## SET TASK A
Summarize the excerpt on email alerts in three sentences.

That command assumes that your project contains a "readme" file, but of
course it does, because you have followed the [Programming Style Guide
Checklist][cl], right? Right.

[cl]: https://sendgrid.com/blog/programming-style-guide-checklist/


<a id="cap7"></a>
### User Capabilities

Once email alerts are working, one must also adjust user permissions to
allow users to subscribe to email alerts.  In the capability list for
each user on the Admin → Users page is a new capability called "Email
Alerts".  The corresponding capability letter is "7", which you must
give to any user that needs to use the subscription setup pages,
`/subscribe` and `/alerts`.

To allow any passer-by on the Internet to subscribe, give the "Email
Alerts" capability to the "nobody" user category.  To require that a
person solve a simple CAPTCHA first, give that capability to the
"anonymous" user category instead.


<a id="first" name="frist"></a>
### First Post

I suggest taking the time to compose a suitable introductory message
especially for your project's forum, one which a new user would find
helpful.

Wait a few seconds, and you should receive an email alert with the
post's subject and body text in the email.


<a id="trouble"></a>
### Troubleshooting

If email alerts aren't working, there are several useful commands you
can give to figure out why.

(Be sure to [`cd` into a repo checkout directory](#cd) first!)

      $ fossil alerts status

This should give much the same information as you saw [above](#status).
One difference is that, since you've created a forum post, the
`pending-alerts` value should only be zero if you did in fact get the
requested email alert. If it's zero, check your mailer's spam folder. If
it's nonzero, continue with these troubleshooting steps.

      $ fossil backoffice

That forces Fossil to run its ["back office" process](./backoffice.md).
Its only purpose at the time of this writing is to push out alert
emails, but it might do other things later. Sometimes it can get stuck
and needs to be kicked. For that reason, you might want to set up a
crontab entry to make sure it runs occasionally.

## RECORDS SUPPLIED
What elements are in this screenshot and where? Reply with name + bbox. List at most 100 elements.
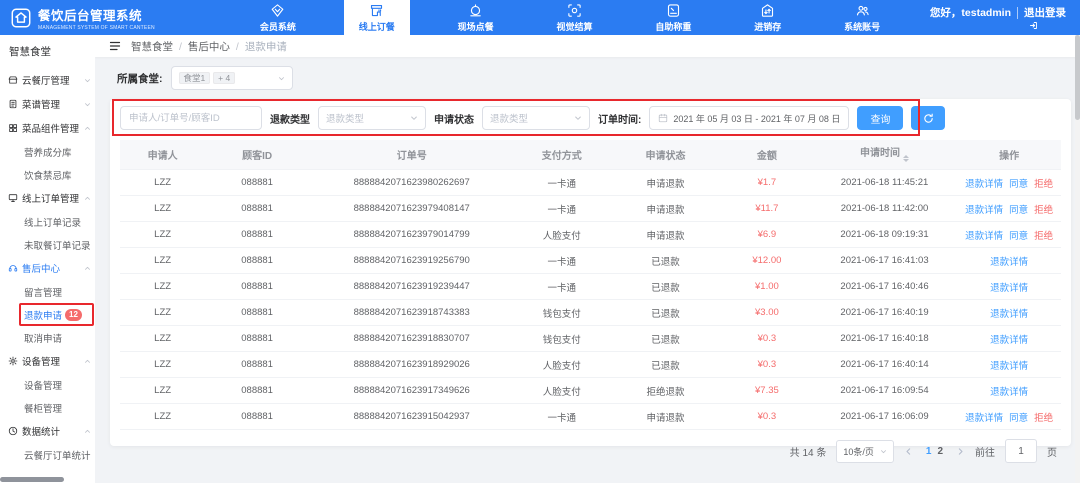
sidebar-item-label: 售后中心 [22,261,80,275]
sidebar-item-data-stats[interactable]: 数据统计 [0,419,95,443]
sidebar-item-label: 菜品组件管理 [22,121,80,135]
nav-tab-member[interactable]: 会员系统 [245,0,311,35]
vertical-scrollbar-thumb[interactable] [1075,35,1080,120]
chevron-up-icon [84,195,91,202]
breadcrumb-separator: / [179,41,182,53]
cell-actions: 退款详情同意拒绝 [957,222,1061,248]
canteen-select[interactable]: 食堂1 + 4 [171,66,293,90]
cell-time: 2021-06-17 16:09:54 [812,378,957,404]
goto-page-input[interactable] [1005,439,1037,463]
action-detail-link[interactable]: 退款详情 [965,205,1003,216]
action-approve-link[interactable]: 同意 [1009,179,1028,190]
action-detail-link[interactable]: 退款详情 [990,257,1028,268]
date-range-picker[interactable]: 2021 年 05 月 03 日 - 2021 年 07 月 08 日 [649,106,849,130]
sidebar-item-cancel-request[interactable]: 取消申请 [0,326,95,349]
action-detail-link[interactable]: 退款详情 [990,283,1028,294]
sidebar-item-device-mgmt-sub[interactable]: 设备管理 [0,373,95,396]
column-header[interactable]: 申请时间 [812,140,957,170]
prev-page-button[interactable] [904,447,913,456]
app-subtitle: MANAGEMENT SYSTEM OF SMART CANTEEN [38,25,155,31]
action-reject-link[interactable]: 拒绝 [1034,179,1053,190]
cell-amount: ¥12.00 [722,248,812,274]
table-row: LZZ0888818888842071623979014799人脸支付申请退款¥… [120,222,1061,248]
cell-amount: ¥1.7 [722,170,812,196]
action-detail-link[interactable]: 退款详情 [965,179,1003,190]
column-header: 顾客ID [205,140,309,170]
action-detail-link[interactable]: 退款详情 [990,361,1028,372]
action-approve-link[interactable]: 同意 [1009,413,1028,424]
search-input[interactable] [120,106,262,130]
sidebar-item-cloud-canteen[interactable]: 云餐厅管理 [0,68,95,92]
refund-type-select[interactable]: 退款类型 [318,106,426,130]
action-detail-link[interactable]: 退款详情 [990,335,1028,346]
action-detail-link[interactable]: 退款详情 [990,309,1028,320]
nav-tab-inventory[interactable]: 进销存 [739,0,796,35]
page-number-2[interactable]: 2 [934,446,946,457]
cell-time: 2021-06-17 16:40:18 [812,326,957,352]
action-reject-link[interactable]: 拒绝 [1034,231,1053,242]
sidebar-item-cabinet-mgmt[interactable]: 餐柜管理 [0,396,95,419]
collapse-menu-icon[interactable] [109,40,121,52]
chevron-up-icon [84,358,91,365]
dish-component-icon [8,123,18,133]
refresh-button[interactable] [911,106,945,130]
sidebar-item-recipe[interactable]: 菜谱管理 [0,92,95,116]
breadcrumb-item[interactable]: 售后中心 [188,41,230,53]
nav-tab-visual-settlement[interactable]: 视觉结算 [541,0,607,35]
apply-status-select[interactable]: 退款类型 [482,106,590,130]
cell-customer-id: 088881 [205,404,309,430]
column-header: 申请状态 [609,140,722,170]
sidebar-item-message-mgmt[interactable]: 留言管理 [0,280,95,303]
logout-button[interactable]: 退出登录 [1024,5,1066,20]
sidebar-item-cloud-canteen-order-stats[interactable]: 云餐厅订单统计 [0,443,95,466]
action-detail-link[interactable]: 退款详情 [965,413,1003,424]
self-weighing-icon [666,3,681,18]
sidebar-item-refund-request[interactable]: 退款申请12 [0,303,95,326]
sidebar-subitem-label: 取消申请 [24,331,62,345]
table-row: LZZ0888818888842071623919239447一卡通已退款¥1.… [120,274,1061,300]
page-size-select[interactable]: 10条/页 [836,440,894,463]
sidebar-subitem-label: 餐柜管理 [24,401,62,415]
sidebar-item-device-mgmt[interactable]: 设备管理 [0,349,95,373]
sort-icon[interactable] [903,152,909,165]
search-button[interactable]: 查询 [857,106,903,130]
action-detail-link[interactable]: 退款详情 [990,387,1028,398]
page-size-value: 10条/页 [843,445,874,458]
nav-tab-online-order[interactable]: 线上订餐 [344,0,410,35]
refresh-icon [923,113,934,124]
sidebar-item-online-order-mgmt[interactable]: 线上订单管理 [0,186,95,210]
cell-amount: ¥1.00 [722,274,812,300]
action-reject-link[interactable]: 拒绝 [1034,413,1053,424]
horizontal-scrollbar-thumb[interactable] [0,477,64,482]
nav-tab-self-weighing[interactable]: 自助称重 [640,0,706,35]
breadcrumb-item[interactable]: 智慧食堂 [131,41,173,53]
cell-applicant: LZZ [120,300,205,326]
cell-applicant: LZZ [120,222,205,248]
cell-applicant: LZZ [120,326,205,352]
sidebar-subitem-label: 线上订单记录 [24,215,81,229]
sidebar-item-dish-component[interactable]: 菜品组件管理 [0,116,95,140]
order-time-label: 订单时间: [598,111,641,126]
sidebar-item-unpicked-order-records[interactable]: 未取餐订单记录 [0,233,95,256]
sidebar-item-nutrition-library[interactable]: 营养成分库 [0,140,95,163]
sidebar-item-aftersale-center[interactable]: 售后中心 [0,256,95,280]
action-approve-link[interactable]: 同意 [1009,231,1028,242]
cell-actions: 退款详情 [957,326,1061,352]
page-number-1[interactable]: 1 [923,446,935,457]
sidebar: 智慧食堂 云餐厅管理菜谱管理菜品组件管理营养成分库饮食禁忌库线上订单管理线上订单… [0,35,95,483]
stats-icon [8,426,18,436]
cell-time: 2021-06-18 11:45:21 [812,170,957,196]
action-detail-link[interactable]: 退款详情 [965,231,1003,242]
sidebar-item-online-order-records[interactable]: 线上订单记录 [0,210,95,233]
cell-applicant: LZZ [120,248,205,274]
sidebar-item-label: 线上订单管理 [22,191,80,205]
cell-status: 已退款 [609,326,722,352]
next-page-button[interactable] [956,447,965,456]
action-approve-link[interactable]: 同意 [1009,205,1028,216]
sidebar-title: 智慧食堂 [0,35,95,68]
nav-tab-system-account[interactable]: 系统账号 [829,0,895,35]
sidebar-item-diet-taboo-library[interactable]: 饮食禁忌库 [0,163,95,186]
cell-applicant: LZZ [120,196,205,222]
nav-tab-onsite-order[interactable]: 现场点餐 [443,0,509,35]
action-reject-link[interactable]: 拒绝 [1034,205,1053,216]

## SET TASK B
Echo the stretch of the records from the line that contains "sidebar-item-label: 售后中心 [22,261,80,275]" through the line that contains "prev-page-button[interactable] [904,447,913,456]".

## EXERCISE OUTPUT A
Users need the "Email Alerts" capability, letter "7", to use the `/subscribe` and `/alerts` setup pages. Giving it to the "nobody" category lets anyone on the Internet subscribe, and giving it to the "anonymous" category instead requires solving a simple CAPTCHA first. If alerts fail, `fossil alerts status` and `fossil backoffice` can help find out why, and because the back office process that sends alert emails can get stuck, a crontab entry can make sure it runs occasionally.

## EXERCISE OUTPUT B
sidebar-item-label: 售后中心 [22,261,80,275]
sidebar-item-data-stats[interactable]: 数据统计 [0,419,95,443]
sidebar-item-label: 菜品组件管理 [22,121,80,135]
nav-tab-member[interactable]: 会员系统 [245,0,311,35]
vertical-scrollbar-thumb[interactable] [1075,35,1080,120]
chevron-up-icon [84,195,91,202]
breadcrumb-separator: / [179,41,182,53]
cell-actions: 退款详情同意拒绝 [957,222,1061,248]
canteen-select[interactable]: 食堂1 + 4 [171,66,293,90]
cell-time: 2021-06-17 16:09:54 [812,378,957,404]
goto-page-input[interactable] [1005,439,1037,463]
action-detail-link[interactable]: 退款详情 [965,205,1003,216]
action-approve-link[interactable]: 同意 [1009,179,1028,190]
action-detail-link[interactable]: 退款详情 [990,257,1028,268]
date-range-picker[interactable]: 2021 年 05 月 03 日 - 2021 年 07 月 08 日 [649,106,849,130]
sidebar-item-cancel-request[interactable]: 取消申请 [0,326,95,349]
action-detail-link[interactable]: 退款详情 [990,283,1028,294]
sidebar-item-device-mgmt-sub[interactable]: 设备管理 [0,373,95,396]
column-header[interactable]: 申请时间 [812,140,957,170]
prev-page-button[interactable] [904,447,913,456]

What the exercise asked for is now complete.